Identify every line in the records below that contains the word "values", and copy each of those lines.

Data records:
━━━━━━
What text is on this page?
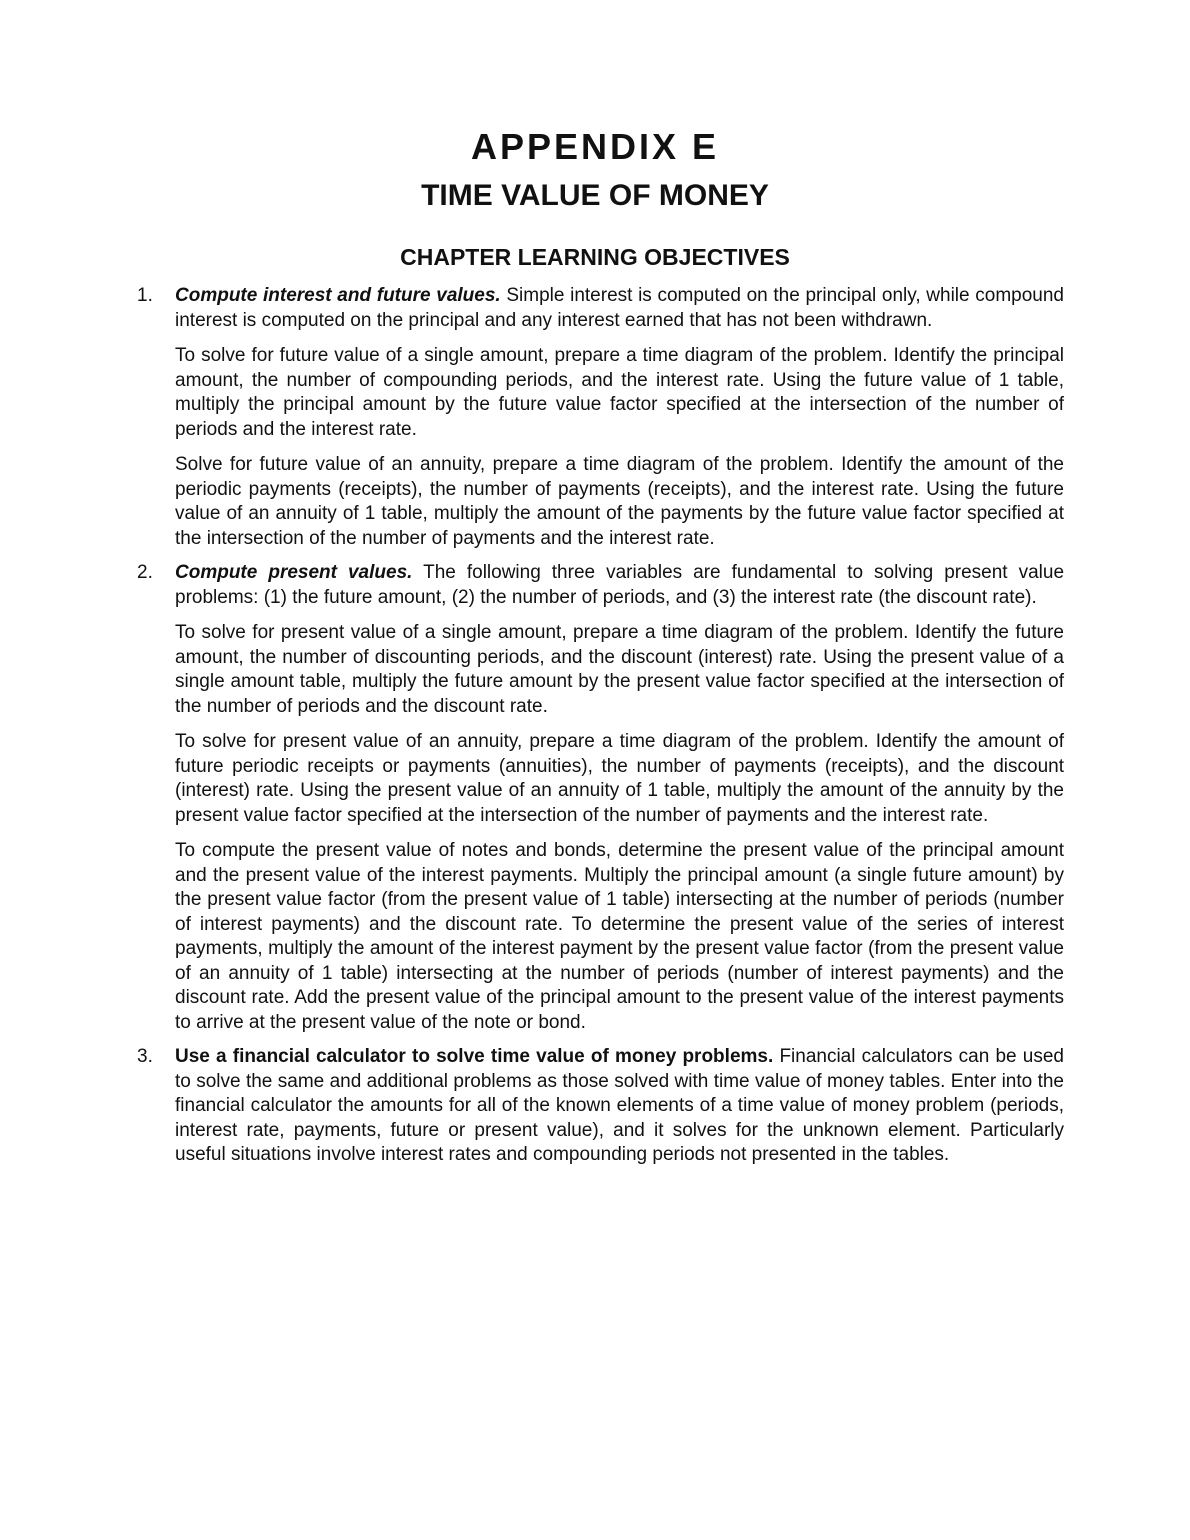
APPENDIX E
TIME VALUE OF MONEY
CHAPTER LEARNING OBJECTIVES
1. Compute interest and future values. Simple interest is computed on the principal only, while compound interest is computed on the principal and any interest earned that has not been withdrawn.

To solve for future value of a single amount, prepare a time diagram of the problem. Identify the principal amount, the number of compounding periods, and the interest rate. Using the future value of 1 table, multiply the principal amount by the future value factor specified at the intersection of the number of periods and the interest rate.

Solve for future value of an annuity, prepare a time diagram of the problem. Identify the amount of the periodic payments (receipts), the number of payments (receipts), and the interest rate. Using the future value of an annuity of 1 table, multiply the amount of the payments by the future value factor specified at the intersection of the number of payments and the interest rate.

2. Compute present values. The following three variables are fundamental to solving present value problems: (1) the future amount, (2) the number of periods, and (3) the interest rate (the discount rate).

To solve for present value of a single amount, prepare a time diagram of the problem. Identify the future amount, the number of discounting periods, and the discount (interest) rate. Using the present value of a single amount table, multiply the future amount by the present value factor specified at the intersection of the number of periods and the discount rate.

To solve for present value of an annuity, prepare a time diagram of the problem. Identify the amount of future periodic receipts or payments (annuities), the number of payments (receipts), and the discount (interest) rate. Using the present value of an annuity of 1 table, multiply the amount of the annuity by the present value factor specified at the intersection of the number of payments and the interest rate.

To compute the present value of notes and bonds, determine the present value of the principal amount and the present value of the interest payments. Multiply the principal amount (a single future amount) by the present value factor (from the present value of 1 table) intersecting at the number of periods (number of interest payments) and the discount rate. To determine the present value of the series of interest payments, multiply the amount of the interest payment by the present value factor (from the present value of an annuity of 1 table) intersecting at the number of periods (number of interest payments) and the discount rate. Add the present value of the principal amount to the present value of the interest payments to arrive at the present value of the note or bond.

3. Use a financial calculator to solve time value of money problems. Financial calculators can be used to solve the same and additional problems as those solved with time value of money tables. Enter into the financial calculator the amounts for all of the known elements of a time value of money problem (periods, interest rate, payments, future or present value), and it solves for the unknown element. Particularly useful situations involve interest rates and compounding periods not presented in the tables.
━━━━━━
:: REPLY TO THE TASK ::
1. Compute interest and future values. Simple interest is computed on the principal only, while compound interest is computed on the principal and any interest earned that has not been withdrawn.
2. Compute present values. The following three variables are fundamental to solving present value problems: (1) the future amount, (2) the number of periods, and (3) the interest rate (the discount rate).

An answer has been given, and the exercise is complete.